------ Raw data

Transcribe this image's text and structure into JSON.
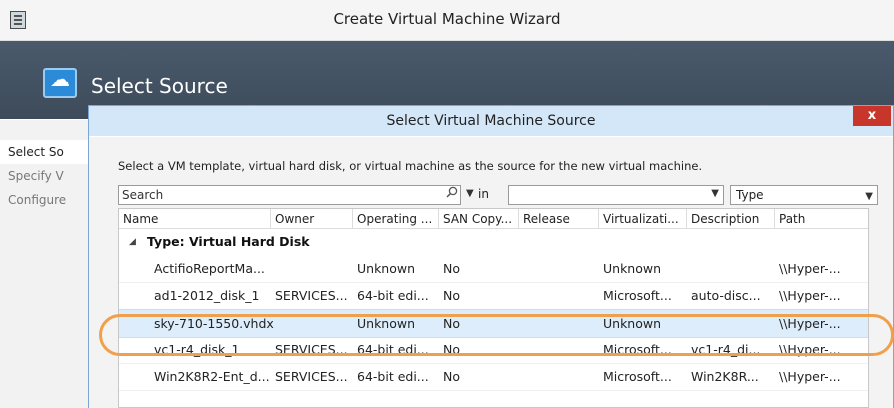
{
  "window": {
    "title": "Create Virtual Machine Wizard"
  },
  "header": {
    "title": "Select Source"
  },
  "nav": {
    "items": [
      "Select So",
      "Specify V",
      "Configure"
    ]
  },
  "dialog": {
    "title": "Select Virtual Machine Source",
    "close_label": "x",
    "instruction": "Select a VM template, virtual hard disk, or virtual machine as the source for the new virtual machine.",
    "search_placeholder": "Search",
    "in_label": "in",
    "combo1_value": "",
    "combo2_value": "Type"
  },
  "grid": {
    "columns": [
      "Name",
      "Owner",
      "Operating ...",
      "SAN Copy...",
      "Release",
      "Virtualizati...",
      "Description",
      "Path"
    ],
    "group_label": "Type: Virtual Hard Disk",
    "rows": [
      [
        "ActifioReportMa...",
        "",
        "Unknown",
        "No",
        "",
        "Unknown",
        "",
        "\\\\Hyper-..."
      ],
      [
        "ad1-2012_disk_1",
        "SERVICES...",
        "64-bit edi...",
        "No",
        "",
        "Microsoft...",
        "auto-disc...",
        "\\\\Hyper-..."
      ],
      [
        "sky-710-1550.vhdx",
        "",
        "Unknown",
        "No",
        "",
        "Unknown",
        "",
        "\\\\Hyper-..."
      ],
      [
        "vc1-r4_disk_1",
        "SERVICES...",
        "64-bit edi...",
        "No",
        "",
        "Microsoft...",
        "vc1-r4_di...",
        "\\\\Hyper-..."
      ],
      [
        "Win2K8R2-Ent_d...",
        "SERVICES...",
        "64-bit edi...",
        "No",
        "",
        "Microsoft...",
        "Win2K8R...",
        "\\\\Hyper-..."
      ]
    ],
    "selected_row": 2
  },
  "colors": {
    "selection": "#deedfb",
    "highlight": "#f0a04b",
    "close": "#c7352b"
  }
}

------------

Challenge: Copy each line containing the word "title" from the data.

Completed task:
    "title": "Create Virtual Machine Wizard"
    "title": "Select Source"
    "title": "Select Virtual Machine Source",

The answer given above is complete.